◆ Dataset entries ◆
········

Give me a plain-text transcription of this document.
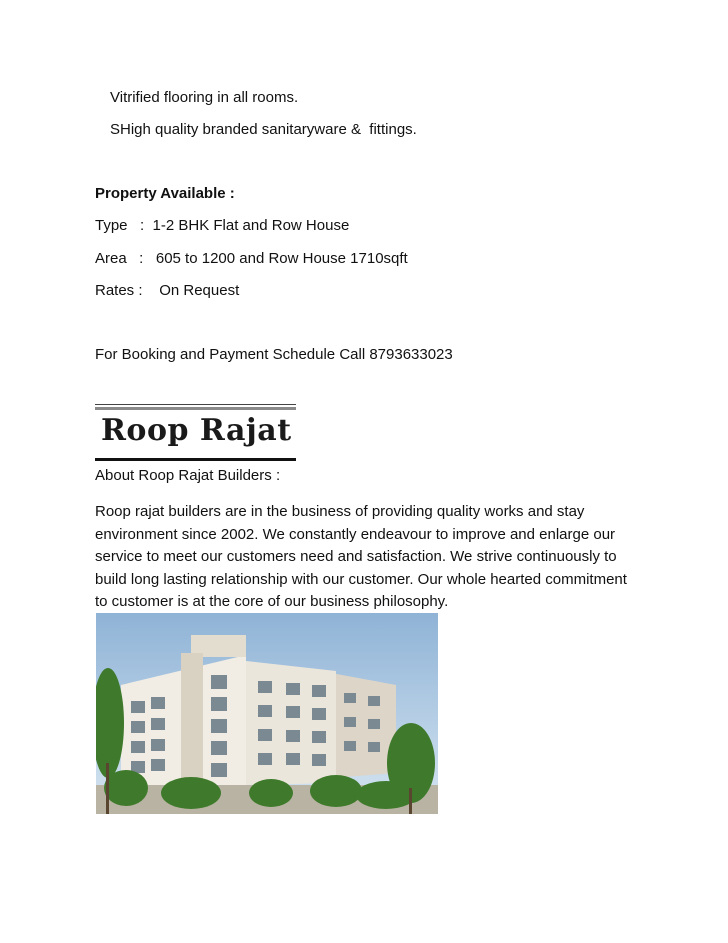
Vitrified flooring in all rooms.
SHigh quality branded sanitaryware &  fittings.
Property Available :
Type   :  1-2 BHK Flat and Row House
Area   :   605 to 1200 and Row House 1710sqft
Rates :    On Request
For Booking and Payment Schedule Call 8793633023
Roop Rajat
About Roop Rajat Builders :
Roop rajat builders are in the business of providing quality works and stay environment since 2002. We constantly endeavour to improve and enlarge our service to meet our customers need and satisfaction. We strive continuously to build long lasting relationship with our customer. Our whole hearted commitment to customer is at the core of our business philosophy.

········

◆ What is needed ◆
Set the listing down in full and exactly. Pictures within it should not appear in the copy.

◆ Result ◆
Give me a plain-text transcription of this document.
Vitrified flooring in all rooms.
SHigh quality branded sanitaryware &  fittings.
Property Available :
Type   :  1-2 BHK Flat and Row House
Area   :   605 to 1200 and Row House 1710sqft
Rates :    On Request
For Booking and Payment Schedule Call 8793633023
Roop Rajat
About Roop Rajat Builders :
Roop rajat builders are in the business of providing quality works and stay environment since 2002. We constantly endeavour to improve and enlarge our service to meet our customers need and satisfaction. We strive continuously to build long lasting relationship with our customer. Our whole hearted commitment to customer is at the core of our business philosophy.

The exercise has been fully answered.